Problem description:
Your task is to reproduce the material exactly.

Record set:
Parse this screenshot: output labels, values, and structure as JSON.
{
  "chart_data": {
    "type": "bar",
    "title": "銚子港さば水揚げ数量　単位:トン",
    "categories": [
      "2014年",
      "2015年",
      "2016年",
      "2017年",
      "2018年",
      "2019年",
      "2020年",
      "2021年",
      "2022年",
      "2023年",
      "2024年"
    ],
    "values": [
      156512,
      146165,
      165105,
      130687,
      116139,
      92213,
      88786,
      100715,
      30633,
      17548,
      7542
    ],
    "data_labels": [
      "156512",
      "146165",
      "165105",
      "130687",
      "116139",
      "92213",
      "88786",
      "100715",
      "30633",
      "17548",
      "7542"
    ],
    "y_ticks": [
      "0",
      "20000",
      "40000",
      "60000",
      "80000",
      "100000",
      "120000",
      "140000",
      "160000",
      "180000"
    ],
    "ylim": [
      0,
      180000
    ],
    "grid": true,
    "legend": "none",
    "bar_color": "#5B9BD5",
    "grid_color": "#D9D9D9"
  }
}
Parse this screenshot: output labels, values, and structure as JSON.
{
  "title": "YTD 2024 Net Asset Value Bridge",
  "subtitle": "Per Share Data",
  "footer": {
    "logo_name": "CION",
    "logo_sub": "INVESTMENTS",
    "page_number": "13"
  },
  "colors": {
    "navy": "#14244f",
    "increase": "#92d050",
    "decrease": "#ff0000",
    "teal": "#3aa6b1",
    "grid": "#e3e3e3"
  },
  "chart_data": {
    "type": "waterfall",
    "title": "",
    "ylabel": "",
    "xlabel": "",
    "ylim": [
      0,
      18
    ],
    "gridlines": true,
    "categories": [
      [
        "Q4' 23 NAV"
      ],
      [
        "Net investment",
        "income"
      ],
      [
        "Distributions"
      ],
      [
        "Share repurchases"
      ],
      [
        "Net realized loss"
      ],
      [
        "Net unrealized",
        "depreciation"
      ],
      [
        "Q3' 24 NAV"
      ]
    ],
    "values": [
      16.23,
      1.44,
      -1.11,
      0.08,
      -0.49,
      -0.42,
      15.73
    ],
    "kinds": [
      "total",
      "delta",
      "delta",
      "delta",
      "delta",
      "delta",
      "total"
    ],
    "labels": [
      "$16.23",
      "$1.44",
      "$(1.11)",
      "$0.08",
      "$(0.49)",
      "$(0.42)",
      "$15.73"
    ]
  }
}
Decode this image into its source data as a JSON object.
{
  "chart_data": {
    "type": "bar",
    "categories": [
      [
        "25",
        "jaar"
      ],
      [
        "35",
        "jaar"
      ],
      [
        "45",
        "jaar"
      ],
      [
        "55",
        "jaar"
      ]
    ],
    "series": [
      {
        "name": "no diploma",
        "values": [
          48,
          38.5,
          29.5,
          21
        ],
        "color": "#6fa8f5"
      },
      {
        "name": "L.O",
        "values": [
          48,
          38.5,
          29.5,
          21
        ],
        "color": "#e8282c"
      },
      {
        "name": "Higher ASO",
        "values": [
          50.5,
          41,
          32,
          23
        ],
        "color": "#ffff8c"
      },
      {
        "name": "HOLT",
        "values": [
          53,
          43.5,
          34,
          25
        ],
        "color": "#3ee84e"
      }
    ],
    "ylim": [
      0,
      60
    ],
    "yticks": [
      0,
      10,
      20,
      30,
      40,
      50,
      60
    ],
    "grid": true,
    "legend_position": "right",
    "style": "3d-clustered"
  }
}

Solution for this exercise:
Parse this screenshot: output labels, values, and structure as JSON.
{
  "chart_data": {
    "type": "bar",
    "title": "銚子港さば水揚げ数量　単位:トン",
    "categories": [
      "2014年",
      "2015年",
      "2016年",
      "2017年",
      "2018年",
      "2019年",
      "2020年",
      "2021年",
      "2022年",
      "2023年",
      "2024年"
    ],
    "values": [
      156512,
      146165,
      165105,
      130687,
      116139,
      92213,
      88786,
      100715,
      30633,
      17548,
      7542
    ],
    "data_labels": [
      "156512",
      "146165",
      "165105",
      "130687",
      "116139",
      "92213",
      "88786",
      "100715",
      "30633",
      "17548",
      "7542"
    ],
    "y_ticks": [
      "0",
      "20000",
      "40000",
      "60000",
      "80000",
      "100000",
      "120000",
      "140000",
      "160000",
      "180000"
    ],
    "ylim": [
      0,
      180000
    ],
    "grid": true,
    "legend": "none",
    "bar_color": "#5B9BD5",
    "grid_color": "#D9D9D9"
  }
}
Parse this screenshot: output labels, values, and structure as JSON.
{
  "title": "YTD 2024 Net Asset Value Bridge",
  "subtitle": "Per Share Data",
  "footer": {
    "logo_name": "CION",
    "logo_sub": "INVESTMENTS",
    "page_number": "13"
  },
  "colors": {
    "navy": "#14244f",
    "increase": "#92d050",
    "decrease": "#ff0000",
    "teal": "#3aa6b1",
    "grid": "#e3e3e3"
  },
  "chart_data": {
    "type": "waterfall",
    "title": "",
    "ylabel": "",
    "xlabel": "",
    "ylim": [
      0,
      18
    ],
    "gridlines": true,
    "categories": [
      [
        "Q4' 23 NAV"
      ],
      [
        "Net investment",
        "income"
      ],
      [
        "Distributions"
      ],
      [
        "Share repurchases"
      ],
      [
        "Net realized loss"
      ],
      [
        "Net unrealized",
        "depreciation"
      ],
      [
        "Q3' 24 NAV"
      ]
    ],
    "values": [
      16.23,
      1.44,
      -1.11,
      0.08,
      -0.49,
      -0.42,
      15.73
    ],
    "kinds": [
      "total",
      "delta",
      "delta",
      "delta",
      "delta",
      "delta",
      "total"
    ],
    "labels": [
      "$16.23",
      "$1.44",
      "$(1.11)",
      "$0.08",
      "$(0.49)",
      "$(0.42)",
      "$15.73"
    ]
  }
}
Decode this image into its source data as a JSON object.
{
  "chart_data": {
    "type": "bar",
    "categories": [
      [
        "25",
        "jaar"
      ],
      [
        "35",
        "jaar"
      ],
      [
        "45",
        "jaar"
      ],
      [
        "55",
        "jaar"
      ]
    ],
    "series": [
      {
        "name": "no diploma",
        "values": [
          48,
          38.5,
          29.5,
          21
        ],
        "color": "#6fa8f5"
      },
      {
        "name": "L.O",
        "values": [
          48,
          38.5,
          29.5,
          21
        ],
        "color": "#e8282c"
      },
      {
        "name": "Higher ASO",
        "values": [
          50.5,
          41,
          32,
          23
        ],
        "color": "#ffff8c"
      },
      {
        "name": "HOLT",
        "values": [
          53,
          43.5,
          34,
          25
        ],
        "color": "#3ee84e"
      }
    ],
    "ylim": [
      0,
      60
    ],
    "yticks": [
      0,
      10,
      20,
      30,
      40,
      50,
      60
    ],
    "grid": true,
    "legend_position": "right",
    "style": "3d-clustered"
  }
}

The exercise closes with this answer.